What you have to do
Copy each line of the entries that contains the word "step".
-- START Data for the task --
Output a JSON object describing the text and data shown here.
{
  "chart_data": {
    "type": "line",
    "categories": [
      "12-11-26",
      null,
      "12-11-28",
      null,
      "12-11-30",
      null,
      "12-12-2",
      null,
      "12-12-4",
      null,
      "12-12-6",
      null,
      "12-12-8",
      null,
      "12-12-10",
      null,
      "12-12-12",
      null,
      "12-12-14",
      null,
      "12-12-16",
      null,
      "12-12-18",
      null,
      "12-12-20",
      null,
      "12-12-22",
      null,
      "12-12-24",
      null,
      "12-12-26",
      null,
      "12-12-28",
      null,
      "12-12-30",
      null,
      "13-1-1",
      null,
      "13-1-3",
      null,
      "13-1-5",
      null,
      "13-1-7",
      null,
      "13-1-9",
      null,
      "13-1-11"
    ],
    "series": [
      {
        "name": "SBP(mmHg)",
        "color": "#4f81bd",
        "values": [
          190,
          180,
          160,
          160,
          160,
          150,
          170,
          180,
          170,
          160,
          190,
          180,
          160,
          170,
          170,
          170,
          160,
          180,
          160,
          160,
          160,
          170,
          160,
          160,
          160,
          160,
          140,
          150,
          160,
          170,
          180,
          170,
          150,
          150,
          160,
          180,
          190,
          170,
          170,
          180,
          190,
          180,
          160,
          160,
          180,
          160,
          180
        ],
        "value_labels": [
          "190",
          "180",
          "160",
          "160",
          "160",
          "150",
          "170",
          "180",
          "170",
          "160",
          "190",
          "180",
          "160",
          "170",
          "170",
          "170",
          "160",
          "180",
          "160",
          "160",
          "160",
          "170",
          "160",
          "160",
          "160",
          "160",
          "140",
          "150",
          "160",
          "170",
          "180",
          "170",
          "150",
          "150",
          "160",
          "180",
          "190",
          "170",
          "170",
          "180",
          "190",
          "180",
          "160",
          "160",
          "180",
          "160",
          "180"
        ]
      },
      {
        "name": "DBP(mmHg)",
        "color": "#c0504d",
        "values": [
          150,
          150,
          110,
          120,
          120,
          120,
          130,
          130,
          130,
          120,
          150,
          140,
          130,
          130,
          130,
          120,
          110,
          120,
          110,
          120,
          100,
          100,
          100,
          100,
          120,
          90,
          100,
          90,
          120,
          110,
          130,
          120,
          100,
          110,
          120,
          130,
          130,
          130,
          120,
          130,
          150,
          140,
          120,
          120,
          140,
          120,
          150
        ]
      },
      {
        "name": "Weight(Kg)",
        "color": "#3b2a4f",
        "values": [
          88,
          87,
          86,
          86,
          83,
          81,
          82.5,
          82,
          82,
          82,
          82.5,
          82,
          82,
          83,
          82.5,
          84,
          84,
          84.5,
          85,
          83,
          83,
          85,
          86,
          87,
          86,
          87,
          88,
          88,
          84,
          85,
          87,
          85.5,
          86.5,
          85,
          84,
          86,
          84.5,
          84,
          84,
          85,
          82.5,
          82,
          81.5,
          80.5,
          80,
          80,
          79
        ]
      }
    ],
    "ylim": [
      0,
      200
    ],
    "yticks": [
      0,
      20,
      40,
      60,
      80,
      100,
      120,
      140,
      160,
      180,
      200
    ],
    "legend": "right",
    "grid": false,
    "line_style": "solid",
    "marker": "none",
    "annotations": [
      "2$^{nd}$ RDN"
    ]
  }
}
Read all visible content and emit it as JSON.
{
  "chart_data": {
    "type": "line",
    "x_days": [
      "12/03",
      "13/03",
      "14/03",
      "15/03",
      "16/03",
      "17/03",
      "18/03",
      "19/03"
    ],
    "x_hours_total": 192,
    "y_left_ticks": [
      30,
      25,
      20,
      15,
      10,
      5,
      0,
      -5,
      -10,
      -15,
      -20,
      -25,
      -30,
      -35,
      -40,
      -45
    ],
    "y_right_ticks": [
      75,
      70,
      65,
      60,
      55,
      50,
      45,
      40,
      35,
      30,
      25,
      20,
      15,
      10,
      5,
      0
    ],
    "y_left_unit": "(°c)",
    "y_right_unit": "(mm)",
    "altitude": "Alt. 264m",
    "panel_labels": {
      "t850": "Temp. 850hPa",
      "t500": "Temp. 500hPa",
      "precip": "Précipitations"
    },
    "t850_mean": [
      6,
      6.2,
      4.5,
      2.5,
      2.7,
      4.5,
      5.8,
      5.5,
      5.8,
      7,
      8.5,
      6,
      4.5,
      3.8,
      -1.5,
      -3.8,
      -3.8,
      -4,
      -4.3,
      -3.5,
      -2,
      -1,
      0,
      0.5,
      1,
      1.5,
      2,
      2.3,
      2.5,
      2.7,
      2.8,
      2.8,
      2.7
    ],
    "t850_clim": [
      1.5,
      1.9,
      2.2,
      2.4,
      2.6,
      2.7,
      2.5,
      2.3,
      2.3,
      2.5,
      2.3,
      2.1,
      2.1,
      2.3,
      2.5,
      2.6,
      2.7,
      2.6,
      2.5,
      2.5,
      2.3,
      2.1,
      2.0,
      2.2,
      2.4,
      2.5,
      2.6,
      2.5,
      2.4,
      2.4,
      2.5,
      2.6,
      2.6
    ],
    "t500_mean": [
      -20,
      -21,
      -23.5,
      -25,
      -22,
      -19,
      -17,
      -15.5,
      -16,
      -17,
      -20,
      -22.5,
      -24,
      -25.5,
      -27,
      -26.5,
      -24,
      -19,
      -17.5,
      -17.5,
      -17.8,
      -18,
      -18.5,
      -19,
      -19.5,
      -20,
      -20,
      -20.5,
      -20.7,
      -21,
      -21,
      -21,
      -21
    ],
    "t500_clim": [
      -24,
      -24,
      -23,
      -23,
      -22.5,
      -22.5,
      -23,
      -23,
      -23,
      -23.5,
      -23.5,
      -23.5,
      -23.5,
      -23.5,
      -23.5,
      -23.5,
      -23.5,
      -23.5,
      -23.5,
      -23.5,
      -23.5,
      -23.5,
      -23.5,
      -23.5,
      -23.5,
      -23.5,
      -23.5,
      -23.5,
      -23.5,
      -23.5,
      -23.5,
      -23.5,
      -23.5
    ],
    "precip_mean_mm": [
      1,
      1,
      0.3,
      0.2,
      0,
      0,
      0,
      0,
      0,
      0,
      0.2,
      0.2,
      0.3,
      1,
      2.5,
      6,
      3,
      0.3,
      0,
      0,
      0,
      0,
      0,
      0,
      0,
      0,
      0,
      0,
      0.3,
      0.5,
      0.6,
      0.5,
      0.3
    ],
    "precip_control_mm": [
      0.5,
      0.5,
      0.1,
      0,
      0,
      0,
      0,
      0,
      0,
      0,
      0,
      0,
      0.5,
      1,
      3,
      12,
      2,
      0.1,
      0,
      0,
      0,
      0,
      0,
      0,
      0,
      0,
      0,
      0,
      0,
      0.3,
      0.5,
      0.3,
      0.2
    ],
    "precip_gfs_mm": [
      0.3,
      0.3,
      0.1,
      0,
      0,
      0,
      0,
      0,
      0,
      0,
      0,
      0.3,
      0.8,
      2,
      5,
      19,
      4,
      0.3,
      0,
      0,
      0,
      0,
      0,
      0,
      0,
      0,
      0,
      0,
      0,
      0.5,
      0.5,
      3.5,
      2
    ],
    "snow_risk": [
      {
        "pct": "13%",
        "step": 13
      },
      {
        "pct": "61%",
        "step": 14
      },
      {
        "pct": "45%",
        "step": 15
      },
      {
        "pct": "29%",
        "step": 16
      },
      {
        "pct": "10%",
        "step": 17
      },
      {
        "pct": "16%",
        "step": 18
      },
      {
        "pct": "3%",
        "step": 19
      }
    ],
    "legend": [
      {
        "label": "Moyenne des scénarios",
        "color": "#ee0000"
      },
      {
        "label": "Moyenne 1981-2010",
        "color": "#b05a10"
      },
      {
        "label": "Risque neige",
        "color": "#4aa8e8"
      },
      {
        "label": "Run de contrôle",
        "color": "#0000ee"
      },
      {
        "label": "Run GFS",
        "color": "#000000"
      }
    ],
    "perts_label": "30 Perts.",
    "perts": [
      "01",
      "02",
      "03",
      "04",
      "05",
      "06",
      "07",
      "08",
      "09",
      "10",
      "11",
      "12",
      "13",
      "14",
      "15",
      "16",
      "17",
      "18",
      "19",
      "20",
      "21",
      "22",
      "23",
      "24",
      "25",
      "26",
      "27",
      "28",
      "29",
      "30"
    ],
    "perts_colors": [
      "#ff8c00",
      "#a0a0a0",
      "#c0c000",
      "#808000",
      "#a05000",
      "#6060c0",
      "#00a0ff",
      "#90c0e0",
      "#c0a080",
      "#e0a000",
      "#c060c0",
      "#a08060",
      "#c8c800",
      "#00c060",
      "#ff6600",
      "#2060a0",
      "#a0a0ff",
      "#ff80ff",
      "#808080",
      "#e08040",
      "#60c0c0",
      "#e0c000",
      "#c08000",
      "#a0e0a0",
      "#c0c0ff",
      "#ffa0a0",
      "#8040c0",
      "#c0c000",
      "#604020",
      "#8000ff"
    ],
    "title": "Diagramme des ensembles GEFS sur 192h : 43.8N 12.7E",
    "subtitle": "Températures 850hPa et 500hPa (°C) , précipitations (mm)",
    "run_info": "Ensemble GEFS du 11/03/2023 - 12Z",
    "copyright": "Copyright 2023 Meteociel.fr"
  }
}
-- END Data for the task --
Solution
        "step": 13
        "step": 14
        "step": 15
        "step": 16
        "step": 17
        "step": 18
        "step": 19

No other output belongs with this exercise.